Scans came back showing nothing new, and nothing grew!! I continue to have thyroid lighting up incl some lymphatic tissue and swelling however TSH and Free T4 are back to normal, probably from steroids. It was biopsied 3 yrs ago, did a full endocrinology workup in Oct/Nov 12 and my doc remains unconcerned - says its Ipi induced. My 4mm brain met is now "tiny", the other went from 6 or 7 mm, depending on which report you read, to 5x3. Also there was no edema, and rad onc said I had it in my spinal cord due to "questionable leptomenengial enhancement over left frontal convexity". He discussed WBR, but we went SRS instead. Now this area is "less prominent". Scary.

The mass inside my heart had really taken off when I stopped Zel - from 7x11 mm on Sept 29 to 28x41x41mm with decreased heart function in 47 days off Zel. Now function is near normal with mass reduced to 19x30x34.

I have been back on Zel 63 days, actually taking the drug 48 of those days after a 48 day break to start Ipi. Unfortunately there is no way to ever tell if the Ipi worked according to my Dr because of me taking the Zel. Something is working though and for that we are very, very, grateful!!!

Record set:
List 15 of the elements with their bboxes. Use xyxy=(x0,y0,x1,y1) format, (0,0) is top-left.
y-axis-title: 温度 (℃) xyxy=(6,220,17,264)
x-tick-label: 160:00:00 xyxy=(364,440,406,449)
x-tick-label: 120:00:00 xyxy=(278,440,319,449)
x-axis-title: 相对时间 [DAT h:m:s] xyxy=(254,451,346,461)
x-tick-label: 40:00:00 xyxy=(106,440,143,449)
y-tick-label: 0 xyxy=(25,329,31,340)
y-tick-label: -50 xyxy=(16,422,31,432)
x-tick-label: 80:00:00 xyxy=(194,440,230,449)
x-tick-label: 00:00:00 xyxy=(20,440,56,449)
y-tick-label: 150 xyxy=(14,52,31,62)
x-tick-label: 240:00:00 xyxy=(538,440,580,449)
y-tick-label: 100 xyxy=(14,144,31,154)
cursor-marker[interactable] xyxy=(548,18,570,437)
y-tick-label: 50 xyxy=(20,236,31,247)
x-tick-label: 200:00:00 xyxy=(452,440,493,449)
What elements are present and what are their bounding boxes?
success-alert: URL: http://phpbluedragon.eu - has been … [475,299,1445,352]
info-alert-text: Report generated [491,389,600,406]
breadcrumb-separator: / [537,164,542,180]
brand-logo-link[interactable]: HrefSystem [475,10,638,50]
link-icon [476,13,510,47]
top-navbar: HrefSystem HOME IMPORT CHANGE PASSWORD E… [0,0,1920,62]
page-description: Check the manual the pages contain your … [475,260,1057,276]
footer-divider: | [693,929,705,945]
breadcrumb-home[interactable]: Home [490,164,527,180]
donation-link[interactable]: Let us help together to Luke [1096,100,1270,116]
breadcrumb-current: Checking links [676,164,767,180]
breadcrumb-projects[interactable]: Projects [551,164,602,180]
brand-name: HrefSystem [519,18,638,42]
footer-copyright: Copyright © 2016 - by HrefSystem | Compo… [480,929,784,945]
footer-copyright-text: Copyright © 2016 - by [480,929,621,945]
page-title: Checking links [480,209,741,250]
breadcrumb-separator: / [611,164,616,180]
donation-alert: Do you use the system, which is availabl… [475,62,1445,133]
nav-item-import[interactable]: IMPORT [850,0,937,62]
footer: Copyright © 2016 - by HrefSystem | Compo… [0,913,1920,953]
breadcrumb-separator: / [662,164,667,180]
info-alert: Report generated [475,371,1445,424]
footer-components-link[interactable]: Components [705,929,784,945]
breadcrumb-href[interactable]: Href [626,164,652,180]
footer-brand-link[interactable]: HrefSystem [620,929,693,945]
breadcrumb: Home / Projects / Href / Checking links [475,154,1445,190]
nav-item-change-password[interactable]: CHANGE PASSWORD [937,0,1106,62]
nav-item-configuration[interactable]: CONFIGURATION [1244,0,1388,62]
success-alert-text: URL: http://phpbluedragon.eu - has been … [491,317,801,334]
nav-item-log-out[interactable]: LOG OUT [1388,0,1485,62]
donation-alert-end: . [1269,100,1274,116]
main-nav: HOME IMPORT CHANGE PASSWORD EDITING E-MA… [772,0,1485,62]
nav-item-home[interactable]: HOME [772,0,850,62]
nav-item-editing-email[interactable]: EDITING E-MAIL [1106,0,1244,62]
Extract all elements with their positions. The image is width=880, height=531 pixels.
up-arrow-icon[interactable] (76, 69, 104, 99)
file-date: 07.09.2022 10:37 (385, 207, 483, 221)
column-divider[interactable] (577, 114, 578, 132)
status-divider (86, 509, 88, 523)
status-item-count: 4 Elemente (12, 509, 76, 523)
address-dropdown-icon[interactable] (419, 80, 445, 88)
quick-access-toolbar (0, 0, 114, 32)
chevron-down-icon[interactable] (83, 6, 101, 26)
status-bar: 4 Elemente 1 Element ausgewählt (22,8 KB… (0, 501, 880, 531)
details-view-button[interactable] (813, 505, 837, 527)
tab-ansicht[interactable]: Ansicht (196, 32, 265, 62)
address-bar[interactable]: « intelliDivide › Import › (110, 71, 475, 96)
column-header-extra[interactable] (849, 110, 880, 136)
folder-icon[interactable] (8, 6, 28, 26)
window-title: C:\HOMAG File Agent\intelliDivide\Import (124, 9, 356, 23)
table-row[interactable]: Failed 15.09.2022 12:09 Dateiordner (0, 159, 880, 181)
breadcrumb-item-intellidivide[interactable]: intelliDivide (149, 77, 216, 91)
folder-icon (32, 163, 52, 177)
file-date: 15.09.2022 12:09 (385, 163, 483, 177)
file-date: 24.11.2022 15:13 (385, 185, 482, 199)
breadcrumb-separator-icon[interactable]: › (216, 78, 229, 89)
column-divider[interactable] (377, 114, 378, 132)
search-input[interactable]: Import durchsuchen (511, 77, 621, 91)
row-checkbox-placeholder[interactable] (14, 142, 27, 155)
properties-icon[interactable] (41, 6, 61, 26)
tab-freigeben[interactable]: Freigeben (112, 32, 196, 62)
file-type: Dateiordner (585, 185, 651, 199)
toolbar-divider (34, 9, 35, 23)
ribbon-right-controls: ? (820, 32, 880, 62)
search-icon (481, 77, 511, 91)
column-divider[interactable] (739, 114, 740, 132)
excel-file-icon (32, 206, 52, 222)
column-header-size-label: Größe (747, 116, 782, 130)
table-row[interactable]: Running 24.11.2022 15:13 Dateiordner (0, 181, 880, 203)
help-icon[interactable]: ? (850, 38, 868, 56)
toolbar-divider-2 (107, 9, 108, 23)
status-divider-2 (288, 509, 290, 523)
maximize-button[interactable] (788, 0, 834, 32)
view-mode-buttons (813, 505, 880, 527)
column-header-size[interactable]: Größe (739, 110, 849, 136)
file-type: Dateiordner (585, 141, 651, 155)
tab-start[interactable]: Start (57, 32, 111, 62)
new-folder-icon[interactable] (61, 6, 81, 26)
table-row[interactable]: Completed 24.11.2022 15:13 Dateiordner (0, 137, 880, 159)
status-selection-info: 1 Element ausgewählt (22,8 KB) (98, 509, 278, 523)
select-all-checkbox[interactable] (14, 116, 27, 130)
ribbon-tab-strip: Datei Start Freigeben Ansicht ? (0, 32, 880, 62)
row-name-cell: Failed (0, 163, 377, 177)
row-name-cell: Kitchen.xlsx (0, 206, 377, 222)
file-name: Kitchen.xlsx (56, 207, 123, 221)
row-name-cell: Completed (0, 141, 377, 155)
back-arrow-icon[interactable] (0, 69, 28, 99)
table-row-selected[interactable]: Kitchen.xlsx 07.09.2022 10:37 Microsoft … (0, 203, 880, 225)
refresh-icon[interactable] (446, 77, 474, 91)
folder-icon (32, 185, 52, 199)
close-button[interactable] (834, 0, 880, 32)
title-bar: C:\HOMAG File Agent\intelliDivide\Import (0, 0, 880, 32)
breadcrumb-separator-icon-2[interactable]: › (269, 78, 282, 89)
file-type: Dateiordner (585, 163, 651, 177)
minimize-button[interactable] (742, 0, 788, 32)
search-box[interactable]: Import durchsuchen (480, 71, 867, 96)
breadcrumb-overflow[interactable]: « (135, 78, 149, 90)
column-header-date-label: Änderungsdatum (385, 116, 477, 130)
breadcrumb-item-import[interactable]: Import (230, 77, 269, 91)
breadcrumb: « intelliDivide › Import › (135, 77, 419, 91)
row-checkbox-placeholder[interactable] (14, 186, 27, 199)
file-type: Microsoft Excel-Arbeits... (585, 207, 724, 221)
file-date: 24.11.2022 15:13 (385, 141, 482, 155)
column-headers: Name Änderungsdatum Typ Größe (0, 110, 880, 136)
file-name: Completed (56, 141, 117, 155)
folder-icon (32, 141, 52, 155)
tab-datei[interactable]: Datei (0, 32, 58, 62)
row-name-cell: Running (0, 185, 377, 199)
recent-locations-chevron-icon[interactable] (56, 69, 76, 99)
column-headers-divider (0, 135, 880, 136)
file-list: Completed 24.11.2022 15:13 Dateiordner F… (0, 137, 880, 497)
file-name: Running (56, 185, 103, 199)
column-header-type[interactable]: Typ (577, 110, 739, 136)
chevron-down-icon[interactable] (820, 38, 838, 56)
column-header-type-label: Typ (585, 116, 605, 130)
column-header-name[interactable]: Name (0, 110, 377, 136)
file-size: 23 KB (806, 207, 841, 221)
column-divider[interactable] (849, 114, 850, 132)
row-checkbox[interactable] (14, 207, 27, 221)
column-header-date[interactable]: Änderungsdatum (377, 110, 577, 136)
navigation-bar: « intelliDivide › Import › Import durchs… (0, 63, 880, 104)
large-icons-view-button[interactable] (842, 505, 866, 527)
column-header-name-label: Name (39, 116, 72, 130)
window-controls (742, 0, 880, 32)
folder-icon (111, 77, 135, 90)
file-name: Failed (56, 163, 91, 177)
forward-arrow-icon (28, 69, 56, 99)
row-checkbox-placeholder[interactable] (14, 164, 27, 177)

Required action:
List every numeric size the post gives for the brain metastases and the mass in the heart, and state which lesion each size belongs to.

Task solution:
- 4mm: the brain met that is now "tiny"
- 6 or 7 mm: the other brain met, its earlier size
- 5x3: that same other brain met, its current size
- 7x11 mm: the mass inside the heart on Sept 29
- 28x41x41mm: the mass inside the heart after 47 days off Zel
- 19x30x34: the mass inside the heart now